REQUIRED WORK: Where a line below contains "meeting", count it. Reply with the total only.

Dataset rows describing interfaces
▬▬▬▬▬▬
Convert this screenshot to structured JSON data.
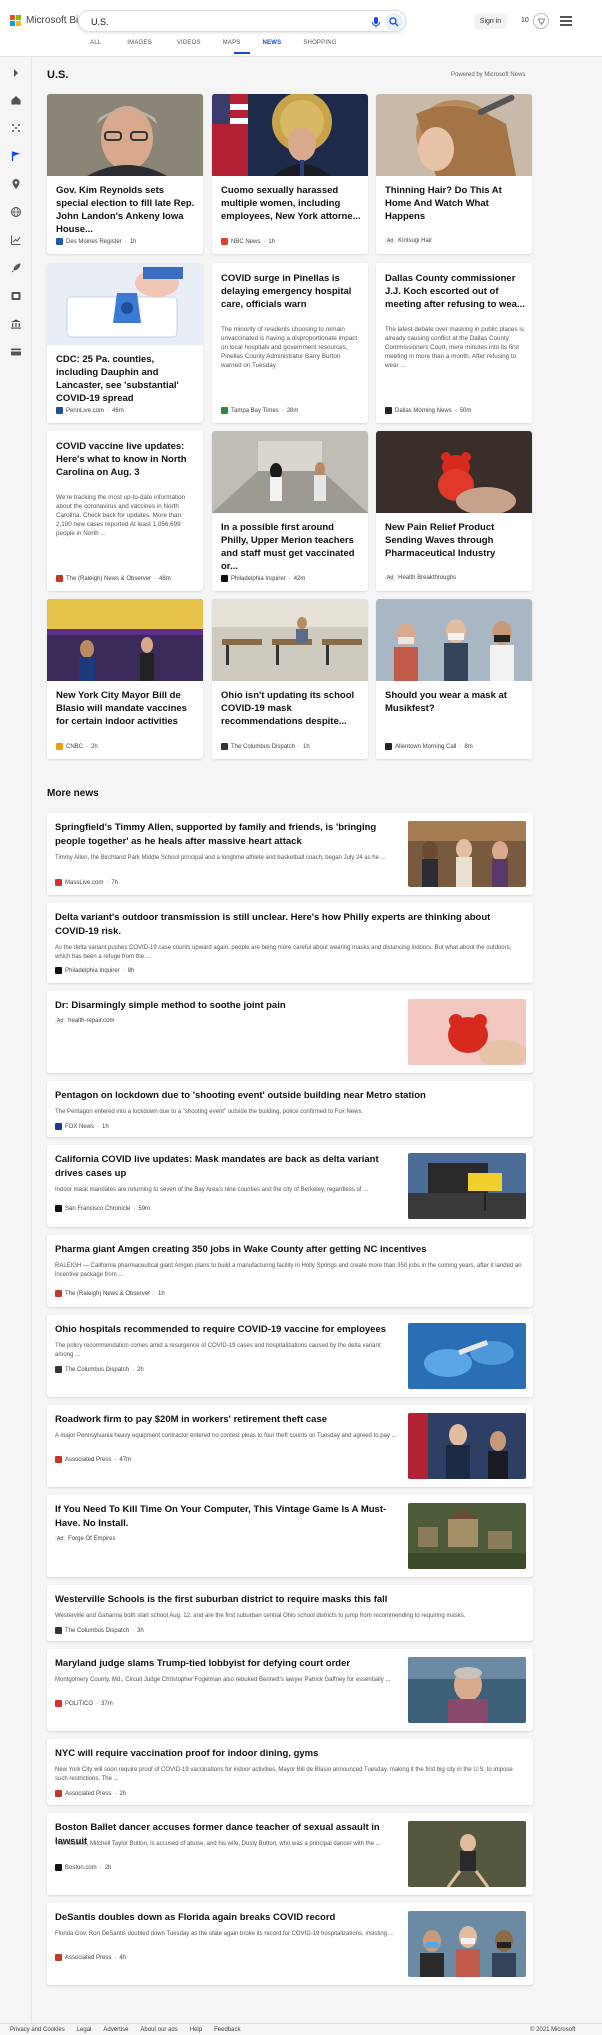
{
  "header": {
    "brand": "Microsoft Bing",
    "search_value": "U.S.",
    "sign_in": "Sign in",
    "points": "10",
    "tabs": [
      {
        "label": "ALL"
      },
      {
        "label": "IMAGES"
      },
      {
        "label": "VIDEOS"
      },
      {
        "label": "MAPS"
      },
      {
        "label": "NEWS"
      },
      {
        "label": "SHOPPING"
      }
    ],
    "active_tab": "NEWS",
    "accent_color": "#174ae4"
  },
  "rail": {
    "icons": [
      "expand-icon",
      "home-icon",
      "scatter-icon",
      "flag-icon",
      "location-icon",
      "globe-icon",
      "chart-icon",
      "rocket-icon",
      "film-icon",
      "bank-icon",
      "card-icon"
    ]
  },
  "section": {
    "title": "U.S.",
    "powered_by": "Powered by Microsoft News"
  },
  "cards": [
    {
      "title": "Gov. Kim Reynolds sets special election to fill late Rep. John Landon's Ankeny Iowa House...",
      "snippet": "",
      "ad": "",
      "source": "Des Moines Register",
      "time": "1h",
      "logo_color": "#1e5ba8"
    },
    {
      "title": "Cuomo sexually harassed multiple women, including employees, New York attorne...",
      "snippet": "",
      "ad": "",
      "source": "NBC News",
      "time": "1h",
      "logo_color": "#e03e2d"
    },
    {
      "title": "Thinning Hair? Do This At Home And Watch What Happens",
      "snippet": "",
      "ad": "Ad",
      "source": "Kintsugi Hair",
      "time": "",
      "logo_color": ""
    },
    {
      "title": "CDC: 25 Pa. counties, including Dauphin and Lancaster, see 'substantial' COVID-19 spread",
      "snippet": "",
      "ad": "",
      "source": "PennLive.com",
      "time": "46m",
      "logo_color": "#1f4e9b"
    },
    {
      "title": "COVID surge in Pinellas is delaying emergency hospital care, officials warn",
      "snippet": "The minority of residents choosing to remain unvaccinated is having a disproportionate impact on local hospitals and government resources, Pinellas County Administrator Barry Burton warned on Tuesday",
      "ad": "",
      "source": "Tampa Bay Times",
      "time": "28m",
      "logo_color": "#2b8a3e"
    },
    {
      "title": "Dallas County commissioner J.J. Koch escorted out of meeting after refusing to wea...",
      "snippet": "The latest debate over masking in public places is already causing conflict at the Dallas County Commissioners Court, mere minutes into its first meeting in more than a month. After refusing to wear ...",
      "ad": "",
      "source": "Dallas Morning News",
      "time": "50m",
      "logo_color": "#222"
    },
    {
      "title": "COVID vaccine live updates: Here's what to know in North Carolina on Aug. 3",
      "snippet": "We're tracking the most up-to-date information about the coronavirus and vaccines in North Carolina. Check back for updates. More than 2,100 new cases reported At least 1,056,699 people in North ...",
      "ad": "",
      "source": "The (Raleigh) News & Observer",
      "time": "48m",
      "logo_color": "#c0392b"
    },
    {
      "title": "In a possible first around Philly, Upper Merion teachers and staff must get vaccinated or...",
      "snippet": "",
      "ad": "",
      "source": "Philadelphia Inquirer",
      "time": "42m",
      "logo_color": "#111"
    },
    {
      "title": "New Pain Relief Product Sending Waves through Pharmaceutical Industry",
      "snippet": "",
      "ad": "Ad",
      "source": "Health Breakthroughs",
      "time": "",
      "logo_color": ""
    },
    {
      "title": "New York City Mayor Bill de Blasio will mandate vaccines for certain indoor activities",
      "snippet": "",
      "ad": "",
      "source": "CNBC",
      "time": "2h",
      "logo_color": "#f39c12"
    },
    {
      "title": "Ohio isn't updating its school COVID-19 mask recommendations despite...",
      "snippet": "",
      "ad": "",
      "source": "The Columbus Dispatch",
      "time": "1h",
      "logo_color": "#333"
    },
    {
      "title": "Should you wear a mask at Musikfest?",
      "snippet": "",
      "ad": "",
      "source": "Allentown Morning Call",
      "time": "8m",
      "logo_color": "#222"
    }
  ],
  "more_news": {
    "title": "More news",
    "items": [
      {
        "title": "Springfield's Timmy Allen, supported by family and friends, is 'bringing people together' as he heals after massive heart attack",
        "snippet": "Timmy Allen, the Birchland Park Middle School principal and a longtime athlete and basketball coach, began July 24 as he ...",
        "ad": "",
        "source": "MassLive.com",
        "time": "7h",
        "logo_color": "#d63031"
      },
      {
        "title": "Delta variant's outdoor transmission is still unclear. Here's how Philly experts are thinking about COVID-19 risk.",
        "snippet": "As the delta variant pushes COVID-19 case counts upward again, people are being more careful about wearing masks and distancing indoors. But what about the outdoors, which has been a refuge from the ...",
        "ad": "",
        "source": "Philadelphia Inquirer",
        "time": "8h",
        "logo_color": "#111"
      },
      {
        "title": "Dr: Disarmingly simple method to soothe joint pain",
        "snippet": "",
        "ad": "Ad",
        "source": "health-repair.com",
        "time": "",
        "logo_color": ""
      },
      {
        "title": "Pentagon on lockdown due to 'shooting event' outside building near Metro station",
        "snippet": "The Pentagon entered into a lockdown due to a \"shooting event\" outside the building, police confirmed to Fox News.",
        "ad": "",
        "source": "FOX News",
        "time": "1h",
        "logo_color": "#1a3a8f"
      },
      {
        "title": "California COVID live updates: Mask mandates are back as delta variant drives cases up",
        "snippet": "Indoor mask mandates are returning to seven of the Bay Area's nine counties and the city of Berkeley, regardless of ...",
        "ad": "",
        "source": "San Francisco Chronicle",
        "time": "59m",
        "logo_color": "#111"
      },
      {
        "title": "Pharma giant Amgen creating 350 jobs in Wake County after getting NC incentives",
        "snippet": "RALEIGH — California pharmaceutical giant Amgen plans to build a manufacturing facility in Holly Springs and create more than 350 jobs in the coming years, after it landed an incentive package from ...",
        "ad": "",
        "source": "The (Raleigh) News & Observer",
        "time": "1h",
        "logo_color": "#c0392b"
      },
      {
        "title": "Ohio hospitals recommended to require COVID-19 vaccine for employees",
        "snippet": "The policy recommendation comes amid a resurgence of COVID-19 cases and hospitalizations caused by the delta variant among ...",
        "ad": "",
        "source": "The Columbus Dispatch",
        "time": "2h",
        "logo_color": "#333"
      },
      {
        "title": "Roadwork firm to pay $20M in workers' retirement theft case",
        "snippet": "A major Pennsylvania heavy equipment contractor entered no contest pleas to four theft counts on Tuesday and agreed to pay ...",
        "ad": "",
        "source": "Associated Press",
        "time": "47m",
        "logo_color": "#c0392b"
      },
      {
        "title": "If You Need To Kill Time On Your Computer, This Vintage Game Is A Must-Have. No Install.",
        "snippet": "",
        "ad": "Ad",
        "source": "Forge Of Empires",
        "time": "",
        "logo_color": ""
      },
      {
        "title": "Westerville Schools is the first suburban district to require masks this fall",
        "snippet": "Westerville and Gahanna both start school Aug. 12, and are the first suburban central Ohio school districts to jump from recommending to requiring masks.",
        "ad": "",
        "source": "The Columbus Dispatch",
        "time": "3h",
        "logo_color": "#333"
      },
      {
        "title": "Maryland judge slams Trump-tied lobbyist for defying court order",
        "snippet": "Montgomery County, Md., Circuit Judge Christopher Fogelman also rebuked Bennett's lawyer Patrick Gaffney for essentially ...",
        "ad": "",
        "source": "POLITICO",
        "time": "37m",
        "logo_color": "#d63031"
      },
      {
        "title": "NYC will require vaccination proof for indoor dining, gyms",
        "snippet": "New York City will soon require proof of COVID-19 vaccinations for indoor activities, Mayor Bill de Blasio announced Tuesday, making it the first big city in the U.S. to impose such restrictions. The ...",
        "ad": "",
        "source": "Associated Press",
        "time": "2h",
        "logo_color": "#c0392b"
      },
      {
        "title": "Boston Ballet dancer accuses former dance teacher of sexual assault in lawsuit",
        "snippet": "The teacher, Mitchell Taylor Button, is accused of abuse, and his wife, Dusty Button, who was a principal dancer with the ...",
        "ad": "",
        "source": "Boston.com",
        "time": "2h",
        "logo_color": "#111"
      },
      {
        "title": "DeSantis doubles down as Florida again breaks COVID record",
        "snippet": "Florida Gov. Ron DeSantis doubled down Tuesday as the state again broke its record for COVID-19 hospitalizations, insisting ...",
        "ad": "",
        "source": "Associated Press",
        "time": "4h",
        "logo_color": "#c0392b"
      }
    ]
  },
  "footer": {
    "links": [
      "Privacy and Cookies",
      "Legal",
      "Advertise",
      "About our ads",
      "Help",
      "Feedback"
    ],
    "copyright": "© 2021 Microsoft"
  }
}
▬▬▬▬▬▬
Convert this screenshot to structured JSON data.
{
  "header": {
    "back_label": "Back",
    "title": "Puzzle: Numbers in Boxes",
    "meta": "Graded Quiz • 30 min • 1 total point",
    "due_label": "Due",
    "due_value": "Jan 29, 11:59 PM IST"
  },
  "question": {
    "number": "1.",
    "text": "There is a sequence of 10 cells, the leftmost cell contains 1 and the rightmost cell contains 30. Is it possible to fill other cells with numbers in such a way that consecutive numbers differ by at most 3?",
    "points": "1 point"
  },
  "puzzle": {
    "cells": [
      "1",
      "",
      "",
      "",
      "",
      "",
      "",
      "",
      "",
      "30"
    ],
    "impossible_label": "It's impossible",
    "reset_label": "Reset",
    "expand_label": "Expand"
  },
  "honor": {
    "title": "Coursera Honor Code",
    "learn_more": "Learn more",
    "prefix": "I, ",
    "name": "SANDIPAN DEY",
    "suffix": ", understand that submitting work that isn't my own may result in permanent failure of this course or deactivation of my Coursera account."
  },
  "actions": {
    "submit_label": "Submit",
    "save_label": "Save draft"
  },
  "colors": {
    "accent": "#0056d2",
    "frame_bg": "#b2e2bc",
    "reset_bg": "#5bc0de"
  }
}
▬▬▬▬▬▬
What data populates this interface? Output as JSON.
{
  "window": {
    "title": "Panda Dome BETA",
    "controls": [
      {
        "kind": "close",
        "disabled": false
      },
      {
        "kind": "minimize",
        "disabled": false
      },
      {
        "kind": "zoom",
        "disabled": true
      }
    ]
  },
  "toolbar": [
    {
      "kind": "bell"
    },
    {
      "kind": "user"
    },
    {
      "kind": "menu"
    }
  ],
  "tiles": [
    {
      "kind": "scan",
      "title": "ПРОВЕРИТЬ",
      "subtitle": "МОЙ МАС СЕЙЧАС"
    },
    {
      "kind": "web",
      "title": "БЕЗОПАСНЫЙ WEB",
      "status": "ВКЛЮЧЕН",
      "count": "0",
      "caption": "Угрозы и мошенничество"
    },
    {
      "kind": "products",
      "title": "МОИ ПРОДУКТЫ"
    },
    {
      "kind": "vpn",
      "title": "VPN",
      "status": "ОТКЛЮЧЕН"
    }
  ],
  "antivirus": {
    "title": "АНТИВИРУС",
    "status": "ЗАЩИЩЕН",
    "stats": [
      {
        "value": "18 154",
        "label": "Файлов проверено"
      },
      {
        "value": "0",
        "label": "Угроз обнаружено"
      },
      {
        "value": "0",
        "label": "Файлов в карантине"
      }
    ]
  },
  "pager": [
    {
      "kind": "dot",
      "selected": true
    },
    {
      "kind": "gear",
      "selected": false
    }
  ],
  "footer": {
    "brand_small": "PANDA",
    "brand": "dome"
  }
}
▬▬▬▬▬▬
OUTPUT BELOW: 2